__What this task involves__
Copy the lines from the first one through the line with "value-label: 25% (101, 609, 142, 630)" and change every "value-label" to "percent-label" while leaving everything else as it is.

* begin Information shown *

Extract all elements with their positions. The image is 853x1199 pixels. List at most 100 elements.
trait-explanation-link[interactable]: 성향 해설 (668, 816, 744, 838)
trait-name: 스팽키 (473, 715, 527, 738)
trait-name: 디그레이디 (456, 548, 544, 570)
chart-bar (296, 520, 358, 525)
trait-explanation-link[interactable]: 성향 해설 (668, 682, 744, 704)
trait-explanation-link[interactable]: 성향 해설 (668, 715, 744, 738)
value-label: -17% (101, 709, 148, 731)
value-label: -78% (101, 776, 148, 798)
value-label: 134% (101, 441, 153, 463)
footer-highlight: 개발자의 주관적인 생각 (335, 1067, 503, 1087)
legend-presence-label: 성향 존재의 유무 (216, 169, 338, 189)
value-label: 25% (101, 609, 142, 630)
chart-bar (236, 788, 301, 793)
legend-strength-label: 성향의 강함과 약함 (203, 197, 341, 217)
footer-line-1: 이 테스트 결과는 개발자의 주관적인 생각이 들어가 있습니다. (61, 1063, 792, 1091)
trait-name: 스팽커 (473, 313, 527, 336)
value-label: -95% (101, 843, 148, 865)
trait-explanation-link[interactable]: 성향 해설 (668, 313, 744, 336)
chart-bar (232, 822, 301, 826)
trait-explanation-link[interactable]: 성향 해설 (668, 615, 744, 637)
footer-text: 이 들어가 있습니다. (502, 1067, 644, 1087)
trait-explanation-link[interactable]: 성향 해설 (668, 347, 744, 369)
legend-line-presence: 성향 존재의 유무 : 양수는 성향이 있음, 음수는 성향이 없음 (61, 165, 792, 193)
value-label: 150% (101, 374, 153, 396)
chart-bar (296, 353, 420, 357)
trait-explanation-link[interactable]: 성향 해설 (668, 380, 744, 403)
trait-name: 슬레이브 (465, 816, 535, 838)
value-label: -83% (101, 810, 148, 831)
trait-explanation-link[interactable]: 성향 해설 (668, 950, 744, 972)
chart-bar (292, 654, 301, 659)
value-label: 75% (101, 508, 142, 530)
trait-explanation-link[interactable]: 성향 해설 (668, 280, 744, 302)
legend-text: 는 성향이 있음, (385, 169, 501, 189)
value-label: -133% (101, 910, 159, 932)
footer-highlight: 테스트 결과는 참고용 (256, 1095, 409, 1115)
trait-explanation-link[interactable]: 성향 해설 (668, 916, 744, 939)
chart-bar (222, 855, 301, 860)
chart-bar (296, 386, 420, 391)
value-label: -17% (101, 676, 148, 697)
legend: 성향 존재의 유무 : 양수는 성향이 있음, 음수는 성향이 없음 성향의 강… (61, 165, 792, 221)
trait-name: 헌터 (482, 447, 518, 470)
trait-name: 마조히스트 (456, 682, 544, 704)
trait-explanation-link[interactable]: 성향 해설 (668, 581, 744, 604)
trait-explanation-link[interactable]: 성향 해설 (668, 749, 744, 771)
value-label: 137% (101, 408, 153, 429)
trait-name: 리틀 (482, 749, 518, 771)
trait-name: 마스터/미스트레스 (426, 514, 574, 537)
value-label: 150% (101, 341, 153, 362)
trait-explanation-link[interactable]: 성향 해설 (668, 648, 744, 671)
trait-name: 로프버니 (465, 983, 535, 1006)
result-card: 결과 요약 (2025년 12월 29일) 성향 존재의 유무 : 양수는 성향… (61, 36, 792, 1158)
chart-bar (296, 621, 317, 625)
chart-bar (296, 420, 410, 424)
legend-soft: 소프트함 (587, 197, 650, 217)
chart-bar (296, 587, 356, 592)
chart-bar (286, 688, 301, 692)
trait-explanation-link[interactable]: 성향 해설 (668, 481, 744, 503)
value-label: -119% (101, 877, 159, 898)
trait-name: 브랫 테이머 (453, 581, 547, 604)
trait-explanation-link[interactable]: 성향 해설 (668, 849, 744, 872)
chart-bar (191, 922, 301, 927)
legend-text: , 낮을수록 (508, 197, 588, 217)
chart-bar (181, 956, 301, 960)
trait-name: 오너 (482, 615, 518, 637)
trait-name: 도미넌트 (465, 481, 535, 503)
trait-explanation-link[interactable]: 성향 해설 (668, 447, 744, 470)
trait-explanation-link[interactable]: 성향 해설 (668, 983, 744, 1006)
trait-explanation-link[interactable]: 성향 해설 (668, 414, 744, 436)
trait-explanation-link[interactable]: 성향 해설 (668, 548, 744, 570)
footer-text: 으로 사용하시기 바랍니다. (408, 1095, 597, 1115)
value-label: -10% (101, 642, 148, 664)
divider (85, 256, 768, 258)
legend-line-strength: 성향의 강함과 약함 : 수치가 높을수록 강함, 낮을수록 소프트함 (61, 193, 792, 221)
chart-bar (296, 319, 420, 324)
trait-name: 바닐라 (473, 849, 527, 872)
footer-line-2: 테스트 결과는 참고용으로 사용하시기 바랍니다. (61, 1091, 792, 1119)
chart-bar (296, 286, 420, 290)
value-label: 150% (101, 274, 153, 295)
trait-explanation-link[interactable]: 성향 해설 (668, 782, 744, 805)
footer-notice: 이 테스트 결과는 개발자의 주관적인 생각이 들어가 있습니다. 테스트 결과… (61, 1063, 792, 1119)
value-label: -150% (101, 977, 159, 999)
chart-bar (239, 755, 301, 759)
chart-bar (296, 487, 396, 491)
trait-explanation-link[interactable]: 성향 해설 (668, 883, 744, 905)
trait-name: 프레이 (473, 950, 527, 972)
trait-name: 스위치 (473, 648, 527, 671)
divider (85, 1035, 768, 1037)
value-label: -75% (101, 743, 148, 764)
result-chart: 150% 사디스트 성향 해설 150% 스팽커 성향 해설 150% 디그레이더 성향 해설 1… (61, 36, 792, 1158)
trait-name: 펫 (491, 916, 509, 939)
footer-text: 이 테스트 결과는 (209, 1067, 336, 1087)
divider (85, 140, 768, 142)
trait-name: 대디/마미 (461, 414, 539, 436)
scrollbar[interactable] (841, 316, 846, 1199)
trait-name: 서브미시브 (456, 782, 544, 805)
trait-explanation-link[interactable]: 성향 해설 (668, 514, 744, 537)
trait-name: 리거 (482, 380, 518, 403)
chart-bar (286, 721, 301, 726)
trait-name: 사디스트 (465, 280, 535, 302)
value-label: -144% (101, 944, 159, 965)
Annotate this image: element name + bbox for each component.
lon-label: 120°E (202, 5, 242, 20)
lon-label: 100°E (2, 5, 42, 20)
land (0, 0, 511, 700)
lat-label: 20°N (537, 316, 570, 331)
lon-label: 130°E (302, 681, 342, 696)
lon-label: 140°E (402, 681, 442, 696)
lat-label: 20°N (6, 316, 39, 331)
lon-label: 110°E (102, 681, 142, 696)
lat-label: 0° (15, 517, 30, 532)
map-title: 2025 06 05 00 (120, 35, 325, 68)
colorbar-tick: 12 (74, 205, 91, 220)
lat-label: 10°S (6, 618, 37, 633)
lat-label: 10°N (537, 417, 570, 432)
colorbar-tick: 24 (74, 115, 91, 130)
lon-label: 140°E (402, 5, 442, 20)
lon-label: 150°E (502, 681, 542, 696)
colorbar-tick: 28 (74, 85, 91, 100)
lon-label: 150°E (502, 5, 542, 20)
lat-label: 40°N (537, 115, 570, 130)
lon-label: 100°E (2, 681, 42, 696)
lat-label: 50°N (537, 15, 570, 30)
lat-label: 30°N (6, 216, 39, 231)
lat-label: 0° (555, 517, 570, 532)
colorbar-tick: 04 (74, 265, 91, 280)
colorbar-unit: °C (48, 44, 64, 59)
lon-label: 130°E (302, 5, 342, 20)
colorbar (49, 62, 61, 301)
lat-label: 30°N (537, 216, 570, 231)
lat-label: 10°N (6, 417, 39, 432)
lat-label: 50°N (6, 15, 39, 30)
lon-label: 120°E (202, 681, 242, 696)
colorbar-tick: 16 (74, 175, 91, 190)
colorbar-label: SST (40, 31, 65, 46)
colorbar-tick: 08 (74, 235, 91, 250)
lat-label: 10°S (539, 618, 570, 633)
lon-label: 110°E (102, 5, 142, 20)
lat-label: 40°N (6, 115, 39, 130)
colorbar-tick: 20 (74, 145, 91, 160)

* end Information shown *

__Task solution__
Extract all elements with their positions. The image is 853x1199 pixels. List at most 100 elements.
trait-explanation-link[interactable]: 성향 해설 (668, 816, 744, 838)
trait-name: 스팽키 (473, 715, 527, 738)
trait-name: 디그레이디 (456, 548, 544, 570)
chart-bar (296, 520, 358, 525)
trait-explanation-link[interactable]: 성향 해설 (668, 682, 744, 704)
trait-explanation-link[interactable]: 성향 해설 (668, 715, 744, 738)
percent-label: -17% (101, 709, 148, 731)
percent-label: -78% (101, 776, 148, 798)
percent-label: 134% (101, 441, 153, 463)
footer-highlight: 개발자의 주관적인 생각 (335, 1067, 503, 1087)
legend-presence-label: 성향 존재의 유무 (216, 169, 338, 189)
percent-label: 25% (101, 609, 142, 630)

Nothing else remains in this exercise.